REQUIREMENTS
1. In the passage below on Walker's reforms and Wisconsin's public-employee unions, what did Walker say requiring pension contributions and higher health-insurance payments from employees would achieve?
2. Could you echo the passage below on Walker's reforms and Wisconsin's public-employee unions word for word, from "The unions aren’t" up to and including "to realize it."?

DOCUMENT EXCERPT

"""

The unions aren’t done yet: they’re now trying to recall Walker from office. To do so, they will try to convince Wisconsin voters that Walker’s reforms have rendered the state ungovernable. But the evidence, so far, contradicts that claim—and Wisconsinites seem to realize it.

Back in 1959, Wisconsin became the first state to let public employees unionize. The unions spent the next half-century productively, generating lavish benefits for their members. By the time Walker took office in 2011, the overwhelming majority of state and local government workers paid nothing toward the annual contributions to their pension accounts, which equaled roughly 10 percent of their salaries per year. The average employee also used just 6.2 percent of his salary on his health-insurance premium. Among Walker’s reforms, therefore, was requiring employees to start paying 5.8 percent of their salaries, on average, toward their pensions and to double their health-insurance payments to 12.4 percent of their salaries. These two changes, Walker estimated, would save local governments $724 million annually, letting him cut state aid to localities and reduce Wisconsin’s $3.6 billion biennial deficit.

These measures angered unions, but Walker’s other moves were even more controversial. One was to allow government employees to bargain collectively only when negotiating wages; in other areas, collective bargaining would no longer be part of the contract-making process. The unions screamed bloody murder, decrying the loss of what they called their “right” to collective bargaining. “We are prepared to implement the financial concessions proposed to help bring our state’s budget into balance, but we will not be denied our God-given right to join a real union,” said Marty Beil, head of the Wisconsin State Employees Union, back in February. “We will not—I repeat we will not—be denied our rights to collectively bargain.”

"""

PROVIDED DATA
"""

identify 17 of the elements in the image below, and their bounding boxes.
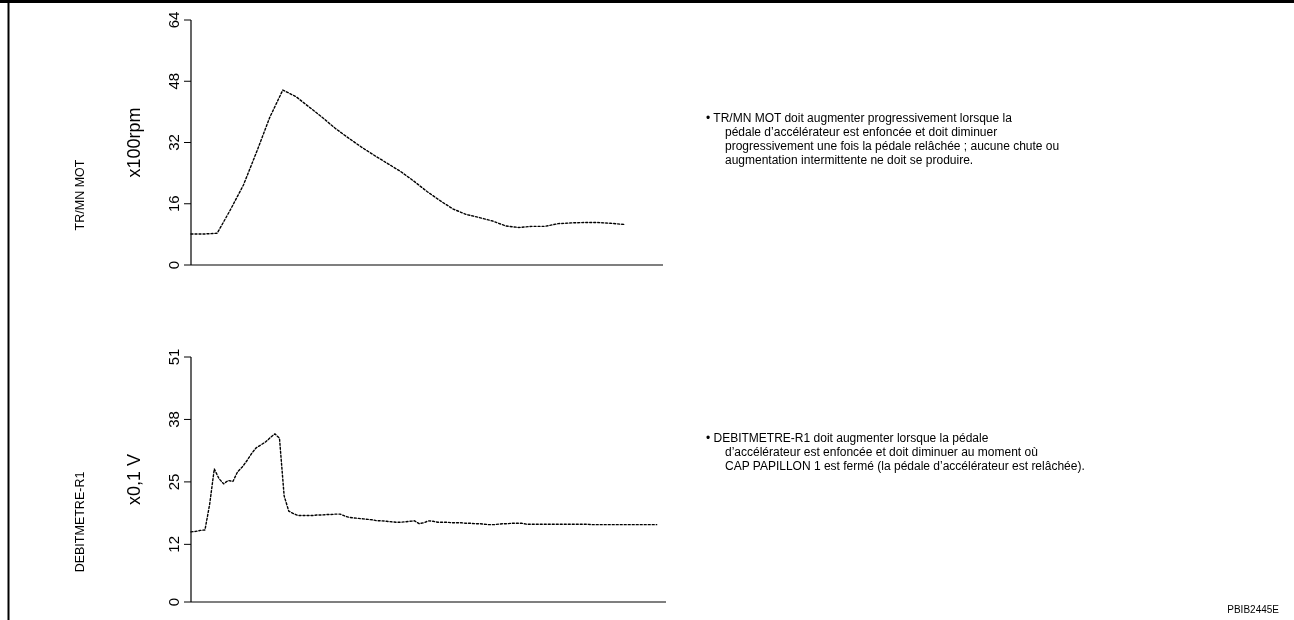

"""
"""

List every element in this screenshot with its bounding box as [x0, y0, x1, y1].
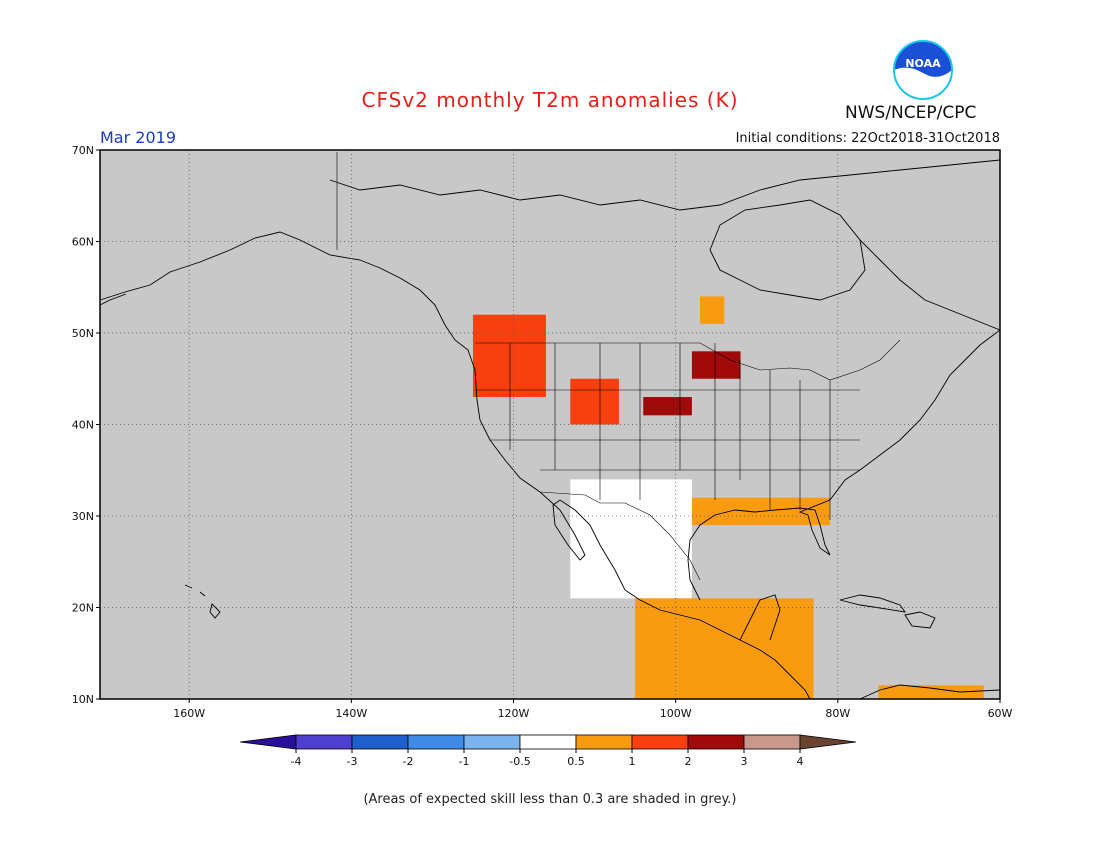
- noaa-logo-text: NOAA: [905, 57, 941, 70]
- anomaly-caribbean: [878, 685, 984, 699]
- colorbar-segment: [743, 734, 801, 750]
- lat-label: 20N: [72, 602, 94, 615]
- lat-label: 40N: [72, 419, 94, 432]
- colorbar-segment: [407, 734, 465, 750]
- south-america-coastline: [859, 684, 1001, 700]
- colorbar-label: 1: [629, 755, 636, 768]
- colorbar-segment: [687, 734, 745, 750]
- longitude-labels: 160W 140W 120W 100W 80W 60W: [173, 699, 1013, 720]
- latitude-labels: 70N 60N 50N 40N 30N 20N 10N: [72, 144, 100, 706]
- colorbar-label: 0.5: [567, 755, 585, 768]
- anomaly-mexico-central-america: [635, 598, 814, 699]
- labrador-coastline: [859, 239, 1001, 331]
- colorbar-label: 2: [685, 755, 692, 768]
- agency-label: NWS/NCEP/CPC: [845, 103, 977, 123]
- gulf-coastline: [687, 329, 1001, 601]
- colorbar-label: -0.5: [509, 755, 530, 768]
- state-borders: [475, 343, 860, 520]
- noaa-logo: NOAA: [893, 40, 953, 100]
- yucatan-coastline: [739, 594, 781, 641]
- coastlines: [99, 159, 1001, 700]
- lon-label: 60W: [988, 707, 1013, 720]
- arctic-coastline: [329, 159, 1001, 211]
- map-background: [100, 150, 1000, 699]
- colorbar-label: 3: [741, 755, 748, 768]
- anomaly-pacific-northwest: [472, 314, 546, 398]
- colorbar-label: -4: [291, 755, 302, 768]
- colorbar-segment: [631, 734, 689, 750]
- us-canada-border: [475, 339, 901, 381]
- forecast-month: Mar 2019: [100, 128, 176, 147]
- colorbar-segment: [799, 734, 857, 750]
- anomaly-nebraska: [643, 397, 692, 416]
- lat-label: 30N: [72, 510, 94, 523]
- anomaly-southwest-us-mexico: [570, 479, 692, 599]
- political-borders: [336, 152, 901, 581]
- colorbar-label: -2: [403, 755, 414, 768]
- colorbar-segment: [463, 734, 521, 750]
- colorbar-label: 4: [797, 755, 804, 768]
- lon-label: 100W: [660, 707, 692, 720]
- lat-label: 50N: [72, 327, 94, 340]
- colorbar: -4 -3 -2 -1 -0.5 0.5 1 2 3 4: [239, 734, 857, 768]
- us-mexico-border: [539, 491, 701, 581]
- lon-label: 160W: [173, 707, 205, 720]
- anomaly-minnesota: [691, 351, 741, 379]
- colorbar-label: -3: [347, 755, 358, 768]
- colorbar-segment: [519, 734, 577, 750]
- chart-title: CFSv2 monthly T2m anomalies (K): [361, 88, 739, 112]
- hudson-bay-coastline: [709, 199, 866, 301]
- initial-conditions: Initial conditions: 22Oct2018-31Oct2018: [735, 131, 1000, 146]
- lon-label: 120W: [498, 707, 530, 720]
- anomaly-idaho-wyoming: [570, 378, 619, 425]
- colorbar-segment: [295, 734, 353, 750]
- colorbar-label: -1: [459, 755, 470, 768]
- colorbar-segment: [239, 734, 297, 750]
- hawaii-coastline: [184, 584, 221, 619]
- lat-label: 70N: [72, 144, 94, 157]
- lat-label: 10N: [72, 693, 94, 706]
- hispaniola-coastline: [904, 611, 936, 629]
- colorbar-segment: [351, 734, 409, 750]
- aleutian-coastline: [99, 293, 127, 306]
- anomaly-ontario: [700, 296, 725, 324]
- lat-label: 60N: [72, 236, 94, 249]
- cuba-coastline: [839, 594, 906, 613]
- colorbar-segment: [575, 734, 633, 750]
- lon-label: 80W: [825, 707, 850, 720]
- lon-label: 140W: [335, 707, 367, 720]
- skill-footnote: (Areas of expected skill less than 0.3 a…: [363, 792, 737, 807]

"""
"""

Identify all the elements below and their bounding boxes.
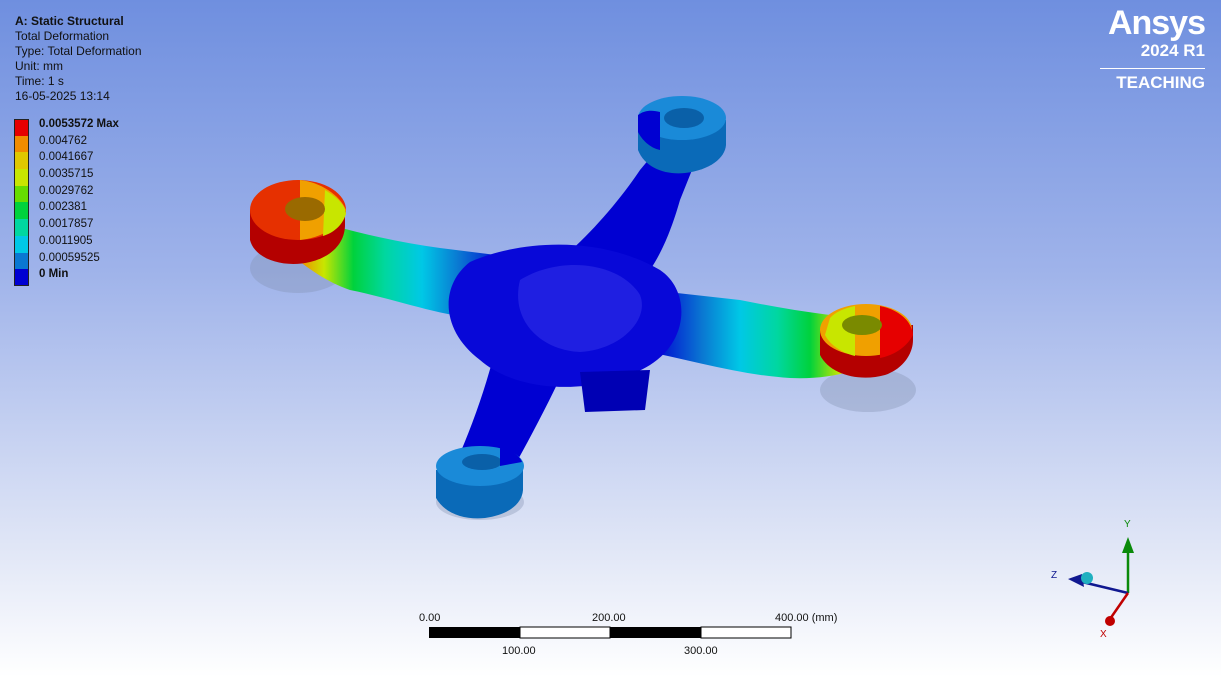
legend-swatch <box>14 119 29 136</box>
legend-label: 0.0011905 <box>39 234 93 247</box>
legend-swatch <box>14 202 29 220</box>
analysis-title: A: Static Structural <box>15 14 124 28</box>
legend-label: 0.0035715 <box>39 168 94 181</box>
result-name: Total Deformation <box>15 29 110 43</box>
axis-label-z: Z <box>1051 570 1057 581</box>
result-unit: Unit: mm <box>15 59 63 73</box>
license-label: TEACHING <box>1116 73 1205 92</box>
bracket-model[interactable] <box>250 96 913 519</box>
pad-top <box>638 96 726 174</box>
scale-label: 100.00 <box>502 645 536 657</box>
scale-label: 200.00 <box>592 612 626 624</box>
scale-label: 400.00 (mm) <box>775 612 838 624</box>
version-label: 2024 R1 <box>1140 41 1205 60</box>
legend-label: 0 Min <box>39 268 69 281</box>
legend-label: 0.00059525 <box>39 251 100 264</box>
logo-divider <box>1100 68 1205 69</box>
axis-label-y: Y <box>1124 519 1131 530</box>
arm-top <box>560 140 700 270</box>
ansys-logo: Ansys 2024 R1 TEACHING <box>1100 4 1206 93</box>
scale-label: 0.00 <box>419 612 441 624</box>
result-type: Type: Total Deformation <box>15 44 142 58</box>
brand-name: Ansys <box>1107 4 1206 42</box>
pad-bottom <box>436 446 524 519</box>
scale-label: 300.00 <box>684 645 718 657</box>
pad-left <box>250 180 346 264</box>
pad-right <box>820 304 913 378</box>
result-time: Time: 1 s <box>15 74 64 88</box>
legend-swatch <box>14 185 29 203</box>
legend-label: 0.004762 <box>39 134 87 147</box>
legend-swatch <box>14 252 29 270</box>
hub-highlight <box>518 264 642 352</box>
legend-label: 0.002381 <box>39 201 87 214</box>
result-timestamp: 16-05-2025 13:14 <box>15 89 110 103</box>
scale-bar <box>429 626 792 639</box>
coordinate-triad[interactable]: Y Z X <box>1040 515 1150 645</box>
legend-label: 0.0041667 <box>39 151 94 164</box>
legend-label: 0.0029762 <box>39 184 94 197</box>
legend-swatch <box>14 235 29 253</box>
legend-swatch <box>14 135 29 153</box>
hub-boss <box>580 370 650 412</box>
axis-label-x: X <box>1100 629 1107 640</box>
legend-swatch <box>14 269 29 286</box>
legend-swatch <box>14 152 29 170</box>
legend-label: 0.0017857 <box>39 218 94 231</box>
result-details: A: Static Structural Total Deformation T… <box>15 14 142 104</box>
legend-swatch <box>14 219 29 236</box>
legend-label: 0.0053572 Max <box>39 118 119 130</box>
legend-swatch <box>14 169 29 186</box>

"""

TASK-BY-TASK OUTPUTS
1. Walker estimated that the two changes would save local governments $724 million a year. That would let him cut state aid to localities and reduce Wisconsin's $3.6 billion biennial deficit.

2.
The unions aren’t done yet: they’re now trying to recall Walker from office. To do so, they will try to convince Wisconsin voters that Walker’s reforms have rendered the state ungovernable. But the evidence, so far, contradicts that claim—and Wisconsinites seem to realize it.